(Data listing)

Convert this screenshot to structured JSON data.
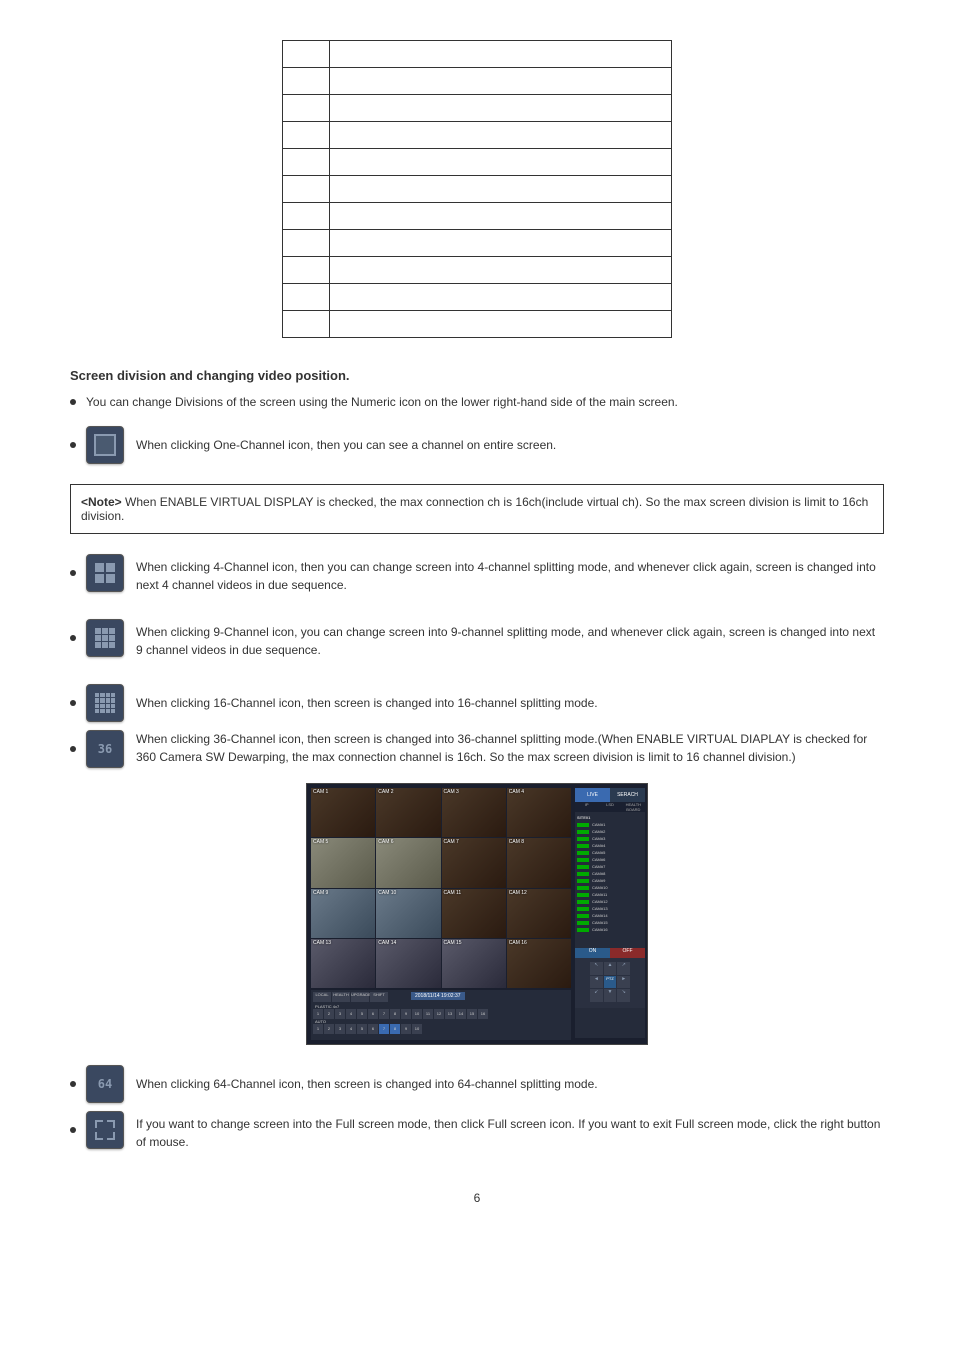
{
  "table": {
    "rows": [
      {
        "no": "",
        "desc": ""
      },
      {
        "no": "",
        "desc": ""
      },
      {
        "no": "",
        "desc": ""
      },
      {
        "no": "",
        "desc": ""
      },
      {
        "no": "",
        "desc": ""
      },
      {
        "no": "",
        "desc": ""
      },
      {
        "no": "",
        "desc": ""
      },
      {
        "no": "",
        "desc": ""
      },
      {
        "no": "",
        "desc": ""
      },
      {
        "no": "",
        "desc": ""
      },
      {
        "no": "",
        "desc": ""
      }
    ]
  },
  "section1": {
    "title": "Screen division and changing video position.",
    "bullet1": "You can change Divisions of the screen using the Numeric icon on the lower right-hand side of the main screen.",
    "bullet2": "When clicking One-Channel icon, then you can see a channel on entire screen."
  },
  "note": {
    "title": "<Note>",
    "text": "When ENABLE VIRTUAL DISPLAY is checked, the max connection ch is 16ch(include virtual ch). So the max screen division is limit to 16ch division."
  },
  "grid_bullets": {
    "four": "When clicking 4-Channel icon, then you can change screen into 4-channel splitting mode, and whenever click again, screen is changed into next 4 channel videos in due sequence.",
    "nine": "When clicking 9-Channel icon, you can change screen into 9-channel splitting mode, and whenever click again, screen is changed into next 9 channel videos in due sequence.",
    "sixteen": "When clicking 16-Channel icon, then screen is changed into 16-channel splitting mode.",
    "thirtysix": "When clicking 36-Channel icon, then screen is changed into 36-channel splitting mode.(When ENABLE VIRTUAL DIAPLAY is checked for 360 Camera SW Dewarping, the max connection channel is 16ch. So the max screen division is limit to 16 channel division.)"
  },
  "screenshot": {
    "cameras": [
      "CAM 1",
      "CAM 2",
      "CAM 3",
      "CAM 4",
      "CAM 5",
      "CAM 6",
      "CAM 7",
      "CAM 8",
      "CAM 9",
      "CAM 10",
      "CAM 11",
      "CAM 12",
      "CAM 13",
      "CAM 14",
      "CAM 15",
      "CAM 16"
    ],
    "tabs": {
      "live": "LIVE",
      "search": "SERACH"
    },
    "subtabs": [
      "IP",
      "LSD",
      "HEALTH BOARD"
    ],
    "site_label": "SITE01",
    "camlist": [
      "CAM#1",
      "CAM#2",
      "CAM#3",
      "CAM#4",
      "CAM#5",
      "CAM#6",
      "CAM#7",
      "CAM#8",
      "CAM#9",
      "CAM#10",
      "CAM#11",
      "CAM#12",
      "CAM#13",
      "CAM#14",
      "CAM#15",
      "CAM#16"
    ],
    "onoff": {
      "on": "ON",
      "off": "OFF"
    },
    "ptz_label": "PTZ",
    "ptz_arrows": [
      "↖",
      "▲",
      "↗",
      "◄",
      "",
      "►",
      "↙",
      "▼",
      "↘"
    ],
    "bottom_btns": [
      "LOCAL",
      "HEALTH",
      "UPGRADE",
      "SHIFT"
    ],
    "timestamp": "2018/11/14 19:02:37",
    "plastics": "PLASTIC 4x7",
    "auto_label": "AUTO",
    "nums": [
      "1",
      "2",
      "3",
      "4",
      "5",
      "6",
      "7",
      "8",
      "9",
      "10",
      "11",
      "12",
      "13",
      "14",
      "15",
      "16"
    ],
    "active_nums": [
      6,
      7
    ]
  },
  "bottom_bullets": {
    "sixtyfour": "When clicking 64-Channel icon, then screen is changed into 64-channel splitting mode.",
    "fullscreen": "If you want to change screen into the Full screen mode, then click Full screen icon. If you want to exit Full screen mode, click the right button of mouse."
  },
  "page_number": "6"
}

WHAT YOU HAVE TO DO »
Make an exact reproduction of the listing above, without any pictures.

THE SOLUTION »
Convert this screenshot to structured JSON data.
{
  "table": {
    "rows": [
      {
        "no": "",
        "desc": ""
      },
      {
        "no": "",
        "desc": ""
      },
      {
        "no": "",
        "desc": ""
      },
      {
        "no": "",
        "desc": ""
      },
      {
        "no": "",
        "desc": ""
      },
      {
        "no": "",
        "desc": ""
      },
      {
        "no": "",
        "desc": ""
      },
      {
        "no": "",
        "desc": ""
      },
      {
        "no": "",
        "desc": ""
      },
      {
        "no": "",
        "desc": ""
      },
      {
        "no": "",
        "desc": ""
      }
    ]
  },
  "section1": {
    "title": "Screen division and changing video position.",
    "bullet1": "You can change Divisions of the screen using the Numeric icon on the lower right-hand side of the main screen.",
    "bullet2": "When clicking One-Channel icon, then you can see a channel on entire screen."
  },
  "note": {
    "title": "<Note>",
    "text": "When ENABLE VIRTUAL DISPLAY is checked, the max connection ch is 16ch(include virtual ch). So the max screen division is limit to 16ch division."
  },
  "grid_bullets": {
    "four": "When clicking 4-Channel icon, then you can change screen into 4-channel splitting mode, and whenever click again, screen is changed into next 4 channel videos in due sequence.",
    "nine": "When clicking 9-Channel icon, you can change screen into 9-channel splitting mode, and whenever click again, screen is changed into next 9 channel videos in due sequence.",
    "sixteen": "When clicking 16-Channel icon, then screen is changed into 16-channel splitting mode.",
    "thirtysix": "When clicking 36-Channel icon, then screen is changed into 36-channel splitting mode.(When ENABLE VIRTUAL DIAPLAY is checked for 360 Camera SW Dewarping, the max connection channel is 16ch. So the max screen division is limit to 16 channel division.)"
  },
  "screenshot": {
    "cameras": [
      "CAM 1",
      "CAM 2",
      "CAM 3",
      "CAM 4",
      "CAM 5",
      "CAM 6",
      "CAM 7",
      "CAM 8",
      "CAM 9",
      "CAM 10",
      "CAM 11",
      "CAM 12",
      "CAM 13",
      "CAM 14",
      "CAM 15",
      "CAM 16"
    ],
    "tabs": {
      "live": "LIVE",
      "search": "SERACH"
    },
    "subtabs": [
      "IP",
      "LSD",
      "HEALTH BOARD"
    ],
    "site_label": "SITE01",
    "camlist": [
      "CAM#1",
      "CAM#2",
      "CAM#3",
      "CAM#4",
      "CAM#5",
      "CAM#6",
      "CAM#7",
      "CAM#8",
      "CAM#9",
      "CAM#10",
      "CAM#11",
      "CAM#12",
      "CAM#13",
      "CAM#14",
      "CAM#15",
      "CAM#16"
    ],
    "onoff": {
      "on": "ON",
      "off": "OFF"
    },
    "ptz_label": "PTZ",
    "ptz_arrows": [
      "↖",
      "▲",
      "↗",
      "◄",
      "",
      "►",
      "↙",
      "▼",
      "↘"
    ],
    "bottom_btns": [
      "LOCAL",
      "HEALTH",
      "UPGRADE",
      "SHIFT"
    ],
    "timestamp": "2018/11/14 19:02:37",
    "plastics": "PLASTIC 4x7",
    "auto_label": "AUTO",
    "nums": [
      "1",
      "2",
      "3",
      "4",
      "5",
      "6",
      "7",
      "8",
      "9",
      "10",
      "11",
      "12",
      "13",
      "14",
      "15",
      "16"
    ],
    "active_nums": [
      6,
      7
    ]
  },
  "bottom_bullets": {
    "sixtyfour": "When clicking 64-Channel icon, then screen is changed into 64-channel splitting mode.",
    "fullscreen": "If you want to change screen into the Full screen mode, then click Full screen icon. If you want to exit Full screen mode, click the right button of mouse."
  },
  "page_number": "6"
}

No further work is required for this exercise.